== Work to do ==
Check each line for the string "Waiting", then give only how many lines have it.

== Supplied records ==
····················

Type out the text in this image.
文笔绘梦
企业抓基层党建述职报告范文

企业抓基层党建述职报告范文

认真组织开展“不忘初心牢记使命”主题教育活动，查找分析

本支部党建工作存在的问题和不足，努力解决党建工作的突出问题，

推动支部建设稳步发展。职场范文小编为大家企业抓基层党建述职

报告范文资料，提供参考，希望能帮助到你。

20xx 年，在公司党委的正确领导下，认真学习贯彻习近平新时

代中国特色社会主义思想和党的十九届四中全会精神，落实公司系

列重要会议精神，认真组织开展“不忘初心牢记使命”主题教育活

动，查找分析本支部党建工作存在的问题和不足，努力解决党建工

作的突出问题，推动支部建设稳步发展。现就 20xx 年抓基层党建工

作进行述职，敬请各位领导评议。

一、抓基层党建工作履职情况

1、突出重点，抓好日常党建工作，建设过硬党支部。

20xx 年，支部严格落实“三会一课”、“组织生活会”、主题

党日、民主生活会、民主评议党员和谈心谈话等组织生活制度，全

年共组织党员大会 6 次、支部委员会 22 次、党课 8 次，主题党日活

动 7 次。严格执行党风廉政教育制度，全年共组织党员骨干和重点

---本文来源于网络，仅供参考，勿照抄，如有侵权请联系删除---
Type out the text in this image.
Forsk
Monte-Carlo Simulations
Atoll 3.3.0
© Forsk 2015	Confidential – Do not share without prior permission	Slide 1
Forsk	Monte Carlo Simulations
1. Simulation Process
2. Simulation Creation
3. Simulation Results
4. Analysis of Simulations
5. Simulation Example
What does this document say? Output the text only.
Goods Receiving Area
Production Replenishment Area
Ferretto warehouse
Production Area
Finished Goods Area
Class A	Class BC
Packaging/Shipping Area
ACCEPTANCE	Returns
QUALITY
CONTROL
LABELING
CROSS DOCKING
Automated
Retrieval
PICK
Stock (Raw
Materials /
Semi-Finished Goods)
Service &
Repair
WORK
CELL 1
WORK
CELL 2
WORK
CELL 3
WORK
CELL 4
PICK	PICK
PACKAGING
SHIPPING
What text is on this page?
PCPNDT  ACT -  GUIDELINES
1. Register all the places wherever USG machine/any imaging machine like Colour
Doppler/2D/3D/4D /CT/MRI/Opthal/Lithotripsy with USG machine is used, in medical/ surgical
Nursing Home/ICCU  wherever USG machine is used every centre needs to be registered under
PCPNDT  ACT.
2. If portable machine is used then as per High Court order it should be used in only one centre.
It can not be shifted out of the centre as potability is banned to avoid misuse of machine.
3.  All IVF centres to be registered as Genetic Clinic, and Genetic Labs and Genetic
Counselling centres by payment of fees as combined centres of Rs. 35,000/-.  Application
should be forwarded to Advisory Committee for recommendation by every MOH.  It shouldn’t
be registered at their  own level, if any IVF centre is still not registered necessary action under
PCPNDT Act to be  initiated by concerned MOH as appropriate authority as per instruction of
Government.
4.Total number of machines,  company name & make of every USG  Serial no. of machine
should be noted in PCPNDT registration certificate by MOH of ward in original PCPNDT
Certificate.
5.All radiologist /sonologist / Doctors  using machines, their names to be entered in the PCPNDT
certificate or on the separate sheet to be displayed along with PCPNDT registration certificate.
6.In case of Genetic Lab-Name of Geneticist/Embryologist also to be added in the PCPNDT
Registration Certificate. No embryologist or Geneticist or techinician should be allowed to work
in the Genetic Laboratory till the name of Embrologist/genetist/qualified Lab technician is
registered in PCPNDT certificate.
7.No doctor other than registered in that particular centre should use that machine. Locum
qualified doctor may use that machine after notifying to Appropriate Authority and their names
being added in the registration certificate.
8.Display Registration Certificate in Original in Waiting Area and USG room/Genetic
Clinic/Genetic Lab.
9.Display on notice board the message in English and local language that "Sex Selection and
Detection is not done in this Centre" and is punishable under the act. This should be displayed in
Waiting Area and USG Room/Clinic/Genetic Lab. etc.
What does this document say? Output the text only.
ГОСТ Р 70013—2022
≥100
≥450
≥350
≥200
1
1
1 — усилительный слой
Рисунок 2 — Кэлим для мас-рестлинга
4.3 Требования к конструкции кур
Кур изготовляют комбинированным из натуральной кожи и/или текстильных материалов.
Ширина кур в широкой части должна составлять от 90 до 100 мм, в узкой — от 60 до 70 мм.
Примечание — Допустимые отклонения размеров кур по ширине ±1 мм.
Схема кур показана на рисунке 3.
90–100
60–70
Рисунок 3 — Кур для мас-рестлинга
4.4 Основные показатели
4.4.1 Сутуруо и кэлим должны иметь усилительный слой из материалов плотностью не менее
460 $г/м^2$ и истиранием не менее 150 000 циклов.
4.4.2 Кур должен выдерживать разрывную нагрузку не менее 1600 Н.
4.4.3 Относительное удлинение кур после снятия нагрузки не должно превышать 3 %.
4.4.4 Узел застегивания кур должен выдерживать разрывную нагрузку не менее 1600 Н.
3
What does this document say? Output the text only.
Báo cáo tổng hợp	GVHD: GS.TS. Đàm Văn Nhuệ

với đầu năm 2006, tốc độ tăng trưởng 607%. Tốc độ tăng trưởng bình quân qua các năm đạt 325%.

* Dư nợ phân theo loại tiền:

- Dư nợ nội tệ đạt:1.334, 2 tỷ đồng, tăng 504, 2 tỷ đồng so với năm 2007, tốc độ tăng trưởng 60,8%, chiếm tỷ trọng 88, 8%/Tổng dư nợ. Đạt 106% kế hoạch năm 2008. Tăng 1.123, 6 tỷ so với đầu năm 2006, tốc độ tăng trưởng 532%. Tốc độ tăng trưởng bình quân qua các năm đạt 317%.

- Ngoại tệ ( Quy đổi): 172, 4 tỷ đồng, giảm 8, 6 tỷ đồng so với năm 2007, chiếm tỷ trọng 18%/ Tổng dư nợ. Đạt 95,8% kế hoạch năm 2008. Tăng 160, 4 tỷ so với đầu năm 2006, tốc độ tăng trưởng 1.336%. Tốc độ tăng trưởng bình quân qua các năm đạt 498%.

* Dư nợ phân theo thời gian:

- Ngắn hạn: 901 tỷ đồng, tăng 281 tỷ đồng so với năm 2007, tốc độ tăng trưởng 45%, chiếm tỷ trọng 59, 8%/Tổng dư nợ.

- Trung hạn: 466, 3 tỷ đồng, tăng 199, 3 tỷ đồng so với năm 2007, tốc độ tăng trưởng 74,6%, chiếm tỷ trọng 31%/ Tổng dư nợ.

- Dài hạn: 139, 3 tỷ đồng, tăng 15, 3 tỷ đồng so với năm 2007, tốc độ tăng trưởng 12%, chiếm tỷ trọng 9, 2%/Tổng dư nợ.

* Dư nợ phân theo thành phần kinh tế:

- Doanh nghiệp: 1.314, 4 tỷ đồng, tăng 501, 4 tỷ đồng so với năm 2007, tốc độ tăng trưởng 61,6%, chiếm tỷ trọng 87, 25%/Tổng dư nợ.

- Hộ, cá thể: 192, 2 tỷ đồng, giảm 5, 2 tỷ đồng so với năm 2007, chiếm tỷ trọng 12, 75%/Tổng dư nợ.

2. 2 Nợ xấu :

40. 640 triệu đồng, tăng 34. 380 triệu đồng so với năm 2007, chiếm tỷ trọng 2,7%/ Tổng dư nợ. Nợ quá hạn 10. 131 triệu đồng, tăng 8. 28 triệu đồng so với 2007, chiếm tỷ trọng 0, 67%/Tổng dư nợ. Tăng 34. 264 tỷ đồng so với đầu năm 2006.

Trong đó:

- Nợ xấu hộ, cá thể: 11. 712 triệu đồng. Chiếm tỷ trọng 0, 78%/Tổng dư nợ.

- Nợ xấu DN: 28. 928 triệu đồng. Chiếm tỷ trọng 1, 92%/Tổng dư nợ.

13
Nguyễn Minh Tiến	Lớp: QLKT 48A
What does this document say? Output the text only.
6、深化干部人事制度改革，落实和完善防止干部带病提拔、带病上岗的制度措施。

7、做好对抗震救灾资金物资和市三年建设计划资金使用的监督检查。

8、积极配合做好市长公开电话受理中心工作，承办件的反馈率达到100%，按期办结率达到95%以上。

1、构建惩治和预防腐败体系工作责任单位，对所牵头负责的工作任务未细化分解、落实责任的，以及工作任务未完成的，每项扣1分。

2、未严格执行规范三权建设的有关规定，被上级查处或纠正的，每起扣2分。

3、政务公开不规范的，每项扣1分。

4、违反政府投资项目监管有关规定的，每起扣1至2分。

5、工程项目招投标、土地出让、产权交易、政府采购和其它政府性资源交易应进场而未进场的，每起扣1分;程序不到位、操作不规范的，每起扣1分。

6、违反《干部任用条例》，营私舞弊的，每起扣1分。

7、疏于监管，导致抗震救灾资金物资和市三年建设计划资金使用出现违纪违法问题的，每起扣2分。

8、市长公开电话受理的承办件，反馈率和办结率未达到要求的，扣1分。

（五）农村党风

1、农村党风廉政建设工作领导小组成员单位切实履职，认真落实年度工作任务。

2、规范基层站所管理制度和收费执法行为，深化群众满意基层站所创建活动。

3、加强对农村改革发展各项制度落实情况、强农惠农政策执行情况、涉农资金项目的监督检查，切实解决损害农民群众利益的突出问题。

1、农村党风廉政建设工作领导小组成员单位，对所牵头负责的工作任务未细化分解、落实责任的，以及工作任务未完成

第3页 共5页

····················

== Task result ==
2